===== Exercise inputs
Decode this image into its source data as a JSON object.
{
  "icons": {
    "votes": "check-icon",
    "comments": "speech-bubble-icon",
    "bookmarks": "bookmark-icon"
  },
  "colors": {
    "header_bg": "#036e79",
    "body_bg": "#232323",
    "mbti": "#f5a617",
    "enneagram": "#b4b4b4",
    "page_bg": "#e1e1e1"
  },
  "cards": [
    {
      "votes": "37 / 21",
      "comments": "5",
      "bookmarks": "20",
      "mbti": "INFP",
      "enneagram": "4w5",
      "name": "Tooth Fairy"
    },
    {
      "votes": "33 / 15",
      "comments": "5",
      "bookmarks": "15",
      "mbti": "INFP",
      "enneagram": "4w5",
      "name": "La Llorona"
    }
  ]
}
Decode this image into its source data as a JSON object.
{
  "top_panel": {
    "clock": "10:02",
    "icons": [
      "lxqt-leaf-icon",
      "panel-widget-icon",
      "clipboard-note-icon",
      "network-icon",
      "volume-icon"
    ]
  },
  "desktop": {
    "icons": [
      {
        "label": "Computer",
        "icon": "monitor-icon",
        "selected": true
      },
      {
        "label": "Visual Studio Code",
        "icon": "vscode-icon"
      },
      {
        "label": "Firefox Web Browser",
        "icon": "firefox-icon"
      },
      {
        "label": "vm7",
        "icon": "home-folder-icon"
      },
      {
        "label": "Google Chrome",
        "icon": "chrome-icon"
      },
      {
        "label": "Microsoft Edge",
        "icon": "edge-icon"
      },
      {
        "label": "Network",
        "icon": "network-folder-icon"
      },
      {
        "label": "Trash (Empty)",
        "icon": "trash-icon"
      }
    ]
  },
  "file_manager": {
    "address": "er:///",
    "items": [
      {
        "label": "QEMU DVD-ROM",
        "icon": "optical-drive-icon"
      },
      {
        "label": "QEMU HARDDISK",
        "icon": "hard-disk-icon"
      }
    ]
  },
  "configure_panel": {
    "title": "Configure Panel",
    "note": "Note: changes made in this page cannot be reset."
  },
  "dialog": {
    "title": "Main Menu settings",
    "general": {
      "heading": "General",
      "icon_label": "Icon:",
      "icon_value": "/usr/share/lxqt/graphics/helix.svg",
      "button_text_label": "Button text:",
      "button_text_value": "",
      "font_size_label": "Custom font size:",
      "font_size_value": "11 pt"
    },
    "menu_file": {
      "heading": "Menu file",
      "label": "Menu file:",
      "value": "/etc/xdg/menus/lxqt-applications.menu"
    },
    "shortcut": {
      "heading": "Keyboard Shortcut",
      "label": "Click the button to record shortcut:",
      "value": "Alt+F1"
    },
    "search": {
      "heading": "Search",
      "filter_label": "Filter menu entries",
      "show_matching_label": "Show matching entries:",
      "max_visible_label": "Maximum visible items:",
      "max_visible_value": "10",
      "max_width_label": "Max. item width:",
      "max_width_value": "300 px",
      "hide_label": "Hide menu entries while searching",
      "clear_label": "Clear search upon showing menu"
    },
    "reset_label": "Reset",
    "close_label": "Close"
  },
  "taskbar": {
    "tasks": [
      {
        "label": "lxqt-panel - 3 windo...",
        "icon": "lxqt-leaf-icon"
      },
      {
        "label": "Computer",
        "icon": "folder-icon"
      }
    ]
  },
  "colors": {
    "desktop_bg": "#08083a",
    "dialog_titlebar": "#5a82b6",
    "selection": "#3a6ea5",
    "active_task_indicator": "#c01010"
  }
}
==========
### [Instruction]
Reproduce the records above exactly.

### [Exercise output]
Decode this image into its source data as a JSON object.
{
  "icons": {
    "votes": "check-icon",
    "comments": "speech-bubble-icon",
    "bookmarks": "bookmark-icon"
  },
  "colors": {
    "header_bg": "#036e79",
    "body_bg": "#232323",
    "mbti": "#f5a617",
    "enneagram": "#b4b4b4",
    "page_bg": "#e1e1e1"
  },
  "cards": [
    {
      "votes": "37 / 21",
      "comments": "5",
      "bookmarks": "20",
      "mbti": "INFP",
      "enneagram": "4w5",
      "name": "Tooth Fairy"
    },
    {
      "votes": "33 / 15",
      "comments": "5",
      "bookmarks": "15",
      "mbti": "INFP",
      "enneagram": "4w5",
      "name": "La Llorona"
    }
  ]
}
Decode this image into its source data as a JSON object.
{
  "top_panel": {
    "clock": "10:02",
    "icons": [
      "lxqt-leaf-icon",
      "panel-widget-icon",
      "clipboard-note-icon",
      "network-icon",
      "volume-icon"
    ]
  },
  "desktop": {
    "icons": [
      {
        "label": "Computer",
        "icon": "monitor-icon",
        "selected": true
      },
      {
        "label": "Visual Studio Code",
        "icon": "vscode-icon"
      },
      {
        "label": "Firefox Web Browser",
        "icon": "firefox-icon"
      },
      {
        "label": "vm7",
        "icon": "home-folder-icon"
      },
      {
        "label": "Google Chrome",
        "icon": "chrome-icon"
      },
      {
        "label": "Microsoft Edge",
        "icon": "edge-icon"
      },
      {
        "label": "Network",
        "icon": "network-folder-icon"
      },
      {
        "label": "Trash (Empty)",
        "icon": "trash-icon"
      }
    ]
  },
  "file_manager": {
    "address": "er:///",
    "items": [
      {
        "label": "QEMU DVD-ROM",
        "icon": "optical-drive-icon"
      },
      {
        "label": "QEMU HARDDISK",
        "icon": "hard-disk-icon"
      }
    ]
  },
  "configure_panel": {
    "title": "Configure Panel",
    "note": "Note: changes made in this page cannot be reset."
  },
  "dialog": {
    "title": "Main Menu settings",
    "general": {
      "heading": "General",
      "icon_label": "Icon:",
      "icon_value": "/usr/share/lxqt/graphics/helix.svg",
      "button_text_label": "Button text:",
      "button_text_value": "",
      "font_size_label": "Custom font size:",
      "font_size_value": "11 pt"
    },
    "menu_file": {
      "heading": "Menu file",
      "label": "Menu file:",
      "value": "/etc/xdg/menus/lxqt-applications.menu"
    },
    "shortcut": {
      "heading": "Keyboard Shortcut",
      "label": "Click the button to record shortcut:",
      "value": "Alt+F1"
    },
    "search": {
      "heading": "Search",
      "filter_label": "Filter menu entries",
      "show_matching_label": "Show matching entries:",
      "max_visible_label": "Maximum visible items:",
      "max_visible_value": "10",
      "max_width_label": "Max. item width:",
      "max_width_value": "300 px",
      "hide_label": "Hide menu entries while searching",
      "clear_label": "Clear search upon showing menu"
    },
    "reset_label": "Reset",
    "close_label": "Close"
  },
  "taskbar": {
    "tasks": [
      {
        "label": "lxqt-panel - 3 windo...",
        "icon": "lxqt-leaf-icon"
      },
      {
        "label": "Computer",
        "icon": "folder-icon"
      }
    ]
  },
  "colors": {
    "desktop_bg": "#08083a",
    "dialog_titlebar": "#5a82b6",
    "selection": "#3a6ea5",
    "active_task_indicator": "#c01010"
  }
}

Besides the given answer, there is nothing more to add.